↓↓↓

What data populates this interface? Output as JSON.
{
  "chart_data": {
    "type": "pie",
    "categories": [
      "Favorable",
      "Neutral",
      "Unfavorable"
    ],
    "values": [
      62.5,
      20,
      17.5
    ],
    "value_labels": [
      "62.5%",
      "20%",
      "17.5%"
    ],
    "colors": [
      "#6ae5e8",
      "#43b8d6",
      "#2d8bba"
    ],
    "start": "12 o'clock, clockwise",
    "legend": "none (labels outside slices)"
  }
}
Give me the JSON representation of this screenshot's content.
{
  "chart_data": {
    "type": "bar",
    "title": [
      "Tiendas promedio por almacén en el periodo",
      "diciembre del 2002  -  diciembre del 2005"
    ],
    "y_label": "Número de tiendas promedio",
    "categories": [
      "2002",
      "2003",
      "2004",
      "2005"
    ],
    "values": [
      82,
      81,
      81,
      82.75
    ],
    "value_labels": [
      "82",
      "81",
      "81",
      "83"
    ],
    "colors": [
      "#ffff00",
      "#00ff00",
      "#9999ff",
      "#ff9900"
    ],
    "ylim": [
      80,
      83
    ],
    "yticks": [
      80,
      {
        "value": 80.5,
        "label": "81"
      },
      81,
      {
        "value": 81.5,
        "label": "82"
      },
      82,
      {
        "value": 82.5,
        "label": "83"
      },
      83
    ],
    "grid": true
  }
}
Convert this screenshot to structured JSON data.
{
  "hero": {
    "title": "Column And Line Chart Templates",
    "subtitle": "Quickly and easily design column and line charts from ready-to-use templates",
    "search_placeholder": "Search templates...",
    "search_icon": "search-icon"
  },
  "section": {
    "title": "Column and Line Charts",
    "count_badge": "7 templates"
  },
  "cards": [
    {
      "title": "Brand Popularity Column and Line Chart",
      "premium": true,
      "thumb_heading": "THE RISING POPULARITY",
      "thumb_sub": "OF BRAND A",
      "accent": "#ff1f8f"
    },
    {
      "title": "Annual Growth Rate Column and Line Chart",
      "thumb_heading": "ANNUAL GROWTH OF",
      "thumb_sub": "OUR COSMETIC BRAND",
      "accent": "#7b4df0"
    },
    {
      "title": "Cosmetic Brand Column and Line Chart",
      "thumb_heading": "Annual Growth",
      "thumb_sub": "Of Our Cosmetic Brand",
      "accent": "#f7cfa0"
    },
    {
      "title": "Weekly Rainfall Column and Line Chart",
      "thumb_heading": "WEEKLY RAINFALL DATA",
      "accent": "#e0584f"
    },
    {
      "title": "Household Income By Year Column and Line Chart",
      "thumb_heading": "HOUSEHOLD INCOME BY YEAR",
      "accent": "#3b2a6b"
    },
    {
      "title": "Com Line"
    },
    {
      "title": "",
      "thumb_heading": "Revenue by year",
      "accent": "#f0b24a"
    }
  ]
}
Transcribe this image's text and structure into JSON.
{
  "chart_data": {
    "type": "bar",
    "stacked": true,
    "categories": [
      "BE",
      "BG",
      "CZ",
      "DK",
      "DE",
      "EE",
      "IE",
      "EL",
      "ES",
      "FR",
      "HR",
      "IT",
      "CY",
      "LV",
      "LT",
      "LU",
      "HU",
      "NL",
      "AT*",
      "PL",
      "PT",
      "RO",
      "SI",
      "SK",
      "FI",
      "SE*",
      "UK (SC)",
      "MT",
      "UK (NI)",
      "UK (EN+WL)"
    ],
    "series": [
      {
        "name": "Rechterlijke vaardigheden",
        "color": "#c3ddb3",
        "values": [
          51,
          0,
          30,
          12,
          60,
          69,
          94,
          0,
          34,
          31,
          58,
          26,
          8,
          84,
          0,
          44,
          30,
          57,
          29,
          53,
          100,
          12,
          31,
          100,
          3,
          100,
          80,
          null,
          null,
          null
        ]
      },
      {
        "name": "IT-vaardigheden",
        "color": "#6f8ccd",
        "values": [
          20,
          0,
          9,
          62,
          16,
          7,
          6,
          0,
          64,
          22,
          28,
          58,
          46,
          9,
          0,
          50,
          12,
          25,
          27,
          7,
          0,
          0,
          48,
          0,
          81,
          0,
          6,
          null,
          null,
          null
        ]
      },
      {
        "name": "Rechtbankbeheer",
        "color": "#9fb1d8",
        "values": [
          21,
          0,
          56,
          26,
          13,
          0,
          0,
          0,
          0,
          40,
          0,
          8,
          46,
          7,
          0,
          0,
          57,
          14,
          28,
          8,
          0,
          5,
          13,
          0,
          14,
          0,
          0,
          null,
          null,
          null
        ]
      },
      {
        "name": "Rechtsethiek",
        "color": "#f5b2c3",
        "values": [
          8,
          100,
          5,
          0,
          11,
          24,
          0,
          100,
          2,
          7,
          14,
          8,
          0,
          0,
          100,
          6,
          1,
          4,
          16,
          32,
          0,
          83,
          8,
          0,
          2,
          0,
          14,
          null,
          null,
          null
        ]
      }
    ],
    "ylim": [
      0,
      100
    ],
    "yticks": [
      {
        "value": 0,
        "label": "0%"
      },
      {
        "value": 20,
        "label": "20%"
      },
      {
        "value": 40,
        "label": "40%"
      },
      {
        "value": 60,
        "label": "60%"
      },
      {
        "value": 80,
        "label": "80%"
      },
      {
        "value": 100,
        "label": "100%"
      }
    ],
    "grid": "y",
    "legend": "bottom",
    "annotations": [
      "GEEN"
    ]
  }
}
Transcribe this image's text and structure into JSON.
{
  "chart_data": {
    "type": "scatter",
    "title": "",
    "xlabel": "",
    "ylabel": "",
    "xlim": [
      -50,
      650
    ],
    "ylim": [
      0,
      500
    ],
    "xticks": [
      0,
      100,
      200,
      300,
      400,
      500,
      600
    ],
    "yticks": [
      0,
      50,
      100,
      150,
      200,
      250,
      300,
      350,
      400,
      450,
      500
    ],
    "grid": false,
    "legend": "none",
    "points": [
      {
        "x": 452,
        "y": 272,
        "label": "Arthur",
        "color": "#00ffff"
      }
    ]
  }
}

↑↑↑

Work to be completed:
All of the records must be retyped exactly as they are.

Exercise result:
What data populates this interface? Output as JSON.
{
  "chart_data": {
    "type": "pie",
    "categories": [
      "Favorable",
      "Neutral",
      "Unfavorable"
    ],
    "values": [
      62.5,
      20,
      17.5
    ],
    "value_labels": [
      "62.5%",
      "20%",
      "17.5%"
    ],
    "colors": [
      "#6ae5e8",
      "#43b8d6",
      "#2d8bba"
    ],
    "start": "12 o'clock, clockwise",
    "legend": "none (labels outside slices)"
  }
}
Give me the JSON representation of this screenshot's content.
{
  "chart_data": {
    "type": "bar",
    "title": [
      "Tiendas promedio por almacén en el periodo",
      "diciembre del 2002  -  diciembre del 2005"
    ],
    "y_label": "Número de tiendas promedio",
    "categories": [
      "2002",
      "2003",
      "2004",
      "2005"
    ],
    "values": [
      82,
      81,
      81,
      82.75
    ],
    "value_labels": [
      "82",
      "81",
      "81",
      "83"
    ],
    "colors": [
      "#ffff00",
      "#00ff00",
      "#9999ff",
      "#ff9900"
    ],
    "ylim": [
      80,
      83
    ],
    "yticks": [
      80,
      {
        "value": 80.5,
        "label": "81"
      },
      81,
      {
        "value": 81.5,
        "label": "82"
      },
      82,
      {
        "value": 82.5,
        "label": "83"
      },
      83
    ],
    "grid": true
  }
}
Convert this screenshot to structured JSON data.
{
  "hero": {
    "title": "Column And Line Chart Templates",
    "subtitle": "Quickly and easily design column and line charts from ready-to-use templates",
    "search_placeholder": "Search templates...",
    "search_icon": "search-icon"
  },
  "section": {
    "title": "Column and Line Charts",
    "count_badge": "7 templates"
  },
  "cards": [
    {
      "title": "Brand Popularity Column and Line Chart",
      "premium": true,
      "thumb_heading": "THE RISING POPULARITY",
      "thumb_sub": "OF BRAND A",
      "accent": "#ff1f8f"
    },
    {
      "title": "Annual Growth Rate Column and Line Chart",
      "thumb_heading": "ANNUAL GROWTH OF",
      "thumb_sub": "OUR COSMETIC BRAND",
      "accent": "#7b4df0"
    },
    {
      "title": "Cosmetic Brand Column and Line Chart",
      "thumb_heading": "Annual Growth",
      "thumb_sub": "Of Our Cosmetic Brand",
      "accent": "#f7cfa0"
    },
    {
      "title": "Weekly Rainfall Column and Line Chart",
      "thumb_heading": "WEEKLY RAINFALL DATA",
      "accent": "#e0584f"
    },
    {
      "title": "Household Income By Year Column and Line Chart",
      "thumb_heading": "HOUSEHOLD INCOME BY YEAR",
      "accent": "#3b2a6b"
    },
    {
      "title": "Com Line"
    },
    {
      "title": "",
      "thumb_heading": "Revenue by year",
      "accent": "#f0b24a"
    }
  ]
}
Transcribe this image's text and structure into JSON.
{
  "chart_data": {
    "type": "bar",
    "stacked": true,
    "categories": [
      "BE",
      "BG",
      "CZ",
      "DK",
      "DE",
      "EE",
      "IE",
      "EL",
      "ES",
      "FR",
      "HR",
      "IT",
      "CY",
      "LV",
      "LT",
      "LU",
      "HU",
      "NL",
      "AT*",
      "PL",
      "PT",
      "RO",
      "SI",
      "SK",
      "FI",
      "SE*",
      "UK (SC)",
      "MT",
      "UK (NI)",
      "UK (EN+WL)"
    ],
    "series": [
      {
        "name": "Rechterlijke vaardigheden",
        "color": "#c3ddb3",
        "values": [
          51,
          0,
          30,
          12,
          60,
          69,
          94,
          0,
          34,
          31,
          58,
          26,
          8,
          84,
          0,
          44,
          30,
          57,
          29,
          53,
          100,
          12,
          31,
          100,
          3,
          100,
          80,
          null,
          null,
          null
        ]
      },
      {
        "name": "IT-vaardigheden",
        "color": "#6f8ccd",
        "values": [
          20,
          0,
          9,
          62,
          16,
          7,
          6,
          0,
          64,
          22,
          28,
          58,
          46,
          9,
          0,
          50,
          12,
          25,
          27,
          7,
          0,
          0,
          48,
          0,
          81,
          0,
          6,
          null,
          null,
          null
        ]
      },
      {
        "name": "Rechtbankbeheer",
        "color": "#9fb1d8",
        "values": [
          21,
          0,
          56,
          26,
          13,
          0,
          0,
          0,
          0,
          40,
          0,
          8,
          46,
          7,
          0,
          0,
          57,
          14,
          28,
          8,
          0,
          5,
          13,
          0,
          14,
          0,
          0,
          null,
          null,
          null
        ]
      },
      {
        "name": "Rechtsethiek",
        "color": "#f5b2c3",
        "values": [
          8,
          100,
          5,
          0,
          11,
          24,
          0,
          100,
          2,
          7,
          14,
          8,
          0,
          0,
          100,
          6,
          1,
          4,
          16,
          32,
          0,
          83,
          8,
          0,
          2,
          0,
          14,
          null,
          null,
          null
        ]
      }
    ],
    "ylim": [
      0,
      100
    ],
    "yticks": [
      {
        "value": 0,
        "label": "0%"
      },
      {
        "value": 20,
        "label": "20%"
      },
      {
        "value": 40,
        "label": "40%"
      },
      {
        "value": 60,
        "label": "60%"
      },
      {
        "value": 80,
        "label": "80%"
      },
      {
        "value": 100,
        "label": "100%"
      }
    ],
    "grid": "y",
    "legend": "bottom",
    "annotations": [
      "GEEN"
    ]
  }
}
Transcribe this image's text and structure into JSON.
{
  "chart_data": {
    "type": "scatter",
    "title": "",
    "xlabel": "",
    "ylabel": "",
    "xlim": [
      -50,
      650
    ],
    "ylim": [
      0,
      500
    ],
    "xticks": [
      0,
      100,
      200,
      300,
      400,
      500,
      600
    ],
    "yticks": [
      0,
      50,
      100,
      150,
      200,
      250,
      300,
      350,
      400,
      450,
      500
    ],
    "grid": false,
    "legend": "none",
    "points": [
      {
        "x": 452,
        "y": 272,
        "label": "Arthur",
        "color": "#00ffff"
      }
    ]
  }
}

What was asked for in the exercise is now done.